* Supplied data:
◇ ◇ ◇ ◇ ◇

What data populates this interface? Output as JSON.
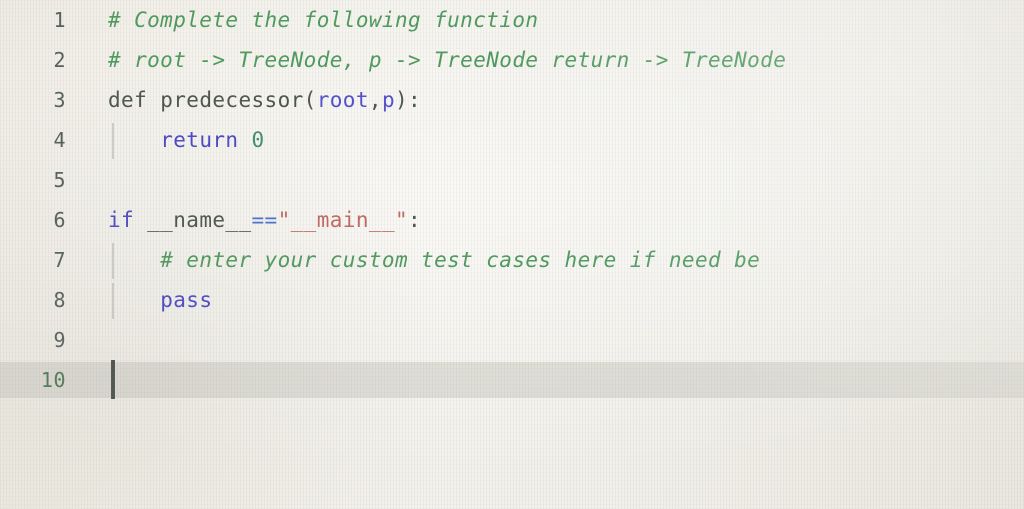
{
  "editor": {
    "language": "python",
    "colors": {
      "background": "#f2efe7",
      "comment": "#4e9a5e",
      "keyword": "#4a47c8",
      "string": "#c06a62",
      "number": "#3f8f6f",
      "identifier": "#4d544f",
      "parameter": "#5150cf",
      "operator": "#4a6fcf",
      "gutter_text": "#56605a",
      "active_line_highlight": "#c9c8c0",
      "caret": "#4a4f4a"
    },
    "active_line_number": 10,
    "caret": {
      "line": 10,
      "column": 1
    },
    "lines": [
      {
        "number": "1",
        "indent_guide": false,
        "tokens": [
          {
            "text": "# Complete the following function",
            "type": "comment"
          }
        ]
      },
      {
        "number": "2",
        "indent_guide": false,
        "tokens": [
          {
            "text": "# root -> TreeNode, p -> TreeNode return -> TreeNode",
            "type": "comment"
          }
        ]
      },
      {
        "number": "3",
        "indent_guide": false,
        "tokens": [
          {
            "text": "def",
            "type": "def"
          },
          {
            "text": " ",
            "type": "plain"
          },
          {
            "text": "predecessor",
            "type": "name"
          },
          {
            "text": "(",
            "type": "punct"
          },
          {
            "text": "root",
            "type": "param"
          },
          {
            "text": ",",
            "type": "punct"
          },
          {
            "text": "p",
            "type": "param"
          },
          {
            "text": "):",
            "type": "punct"
          }
        ]
      },
      {
        "number": "4",
        "indent_guide": true,
        "tokens": [
          {
            "text": "    ",
            "type": "plain"
          },
          {
            "text": "return",
            "type": "keyword"
          },
          {
            "text": " ",
            "type": "plain"
          },
          {
            "text": "0",
            "type": "number"
          }
        ]
      },
      {
        "number": "5",
        "indent_guide": false,
        "tokens": []
      },
      {
        "number": "6",
        "indent_guide": false,
        "tokens": [
          {
            "text": "if",
            "type": "keyword"
          },
          {
            "text": " ",
            "type": "plain"
          },
          {
            "text": "__name__",
            "type": "name"
          },
          {
            "text": "==",
            "type": "operator"
          },
          {
            "text": "\"__main__\"",
            "type": "string"
          },
          {
            "text": ":",
            "type": "punct"
          }
        ]
      },
      {
        "number": "7",
        "indent_guide": true,
        "tokens": [
          {
            "text": "    ",
            "type": "plain"
          },
          {
            "text": "# enter your custom test cases here if need be",
            "type": "comment"
          }
        ]
      },
      {
        "number": "8",
        "indent_guide": true,
        "tokens": [
          {
            "text": "    ",
            "type": "plain"
          },
          {
            "text": "pass",
            "type": "keyword"
          }
        ]
      },
      {
        "number": "9",
        "indent_guide": false,
        "tokens": []
      },
      {
        "number": "10",
        "indent_guide": false,
        "tokens": []
      }
    ]
  }
}
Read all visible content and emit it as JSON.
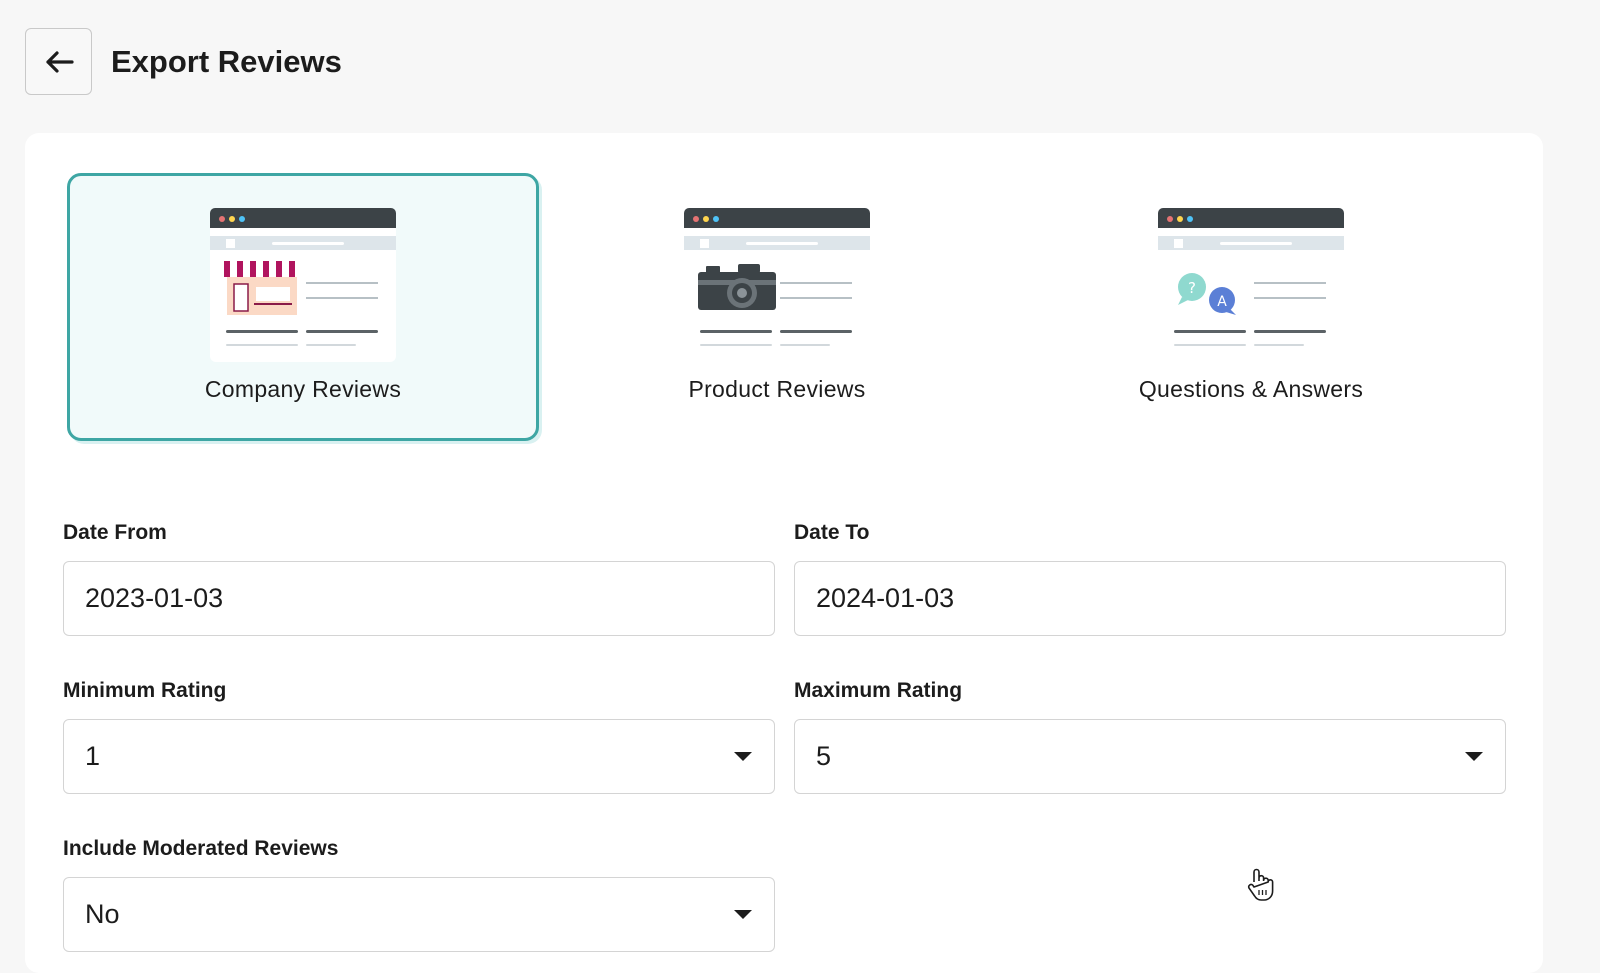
{
  "header": {
    "back_icon": "arrow-left-icon",
    "title": "Export Reviews"
  },
  "review_types": [
    {
      "label": "Company Reviews",
      "icon": "storefront-illustration",
      "selected": true
    },
    {
      "label": "Product Reviews",
      "icon": "camera-illustration",
      "selected": false
    },
    {
      "label": "Questions & Answers",
      "icon": "qa-chat-illustration",
      "selected": false
    }
  ],
  "form": {
    "date_from": {
      "label": "Date From",
      "value": "2023-01-03"
    },
    "date_to": {
      "label": "Date To",
      "value": "2024-01-03"
    },
    "min_rating": {
      "label": "Minimum Rating",
      "value": "1"
    },
    "max_rating": {
      "label": "Maximum Rating",
      "value": "5"
    },
    "include_moderated": {
      "label": "Include Moderated Reviews",
      "value": "No"
    }
  },
  "colors": {
    "accent": "#3ea6a4",
    "selected_bg": "#f1fafa",
    "page_bg": "#f7f7f7"
  }
}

◇ ◇ ◇ ◇ ◇

* Work to do:
Tally the lines in this data that hold the word "return" and state only the count.

* Completed task:
2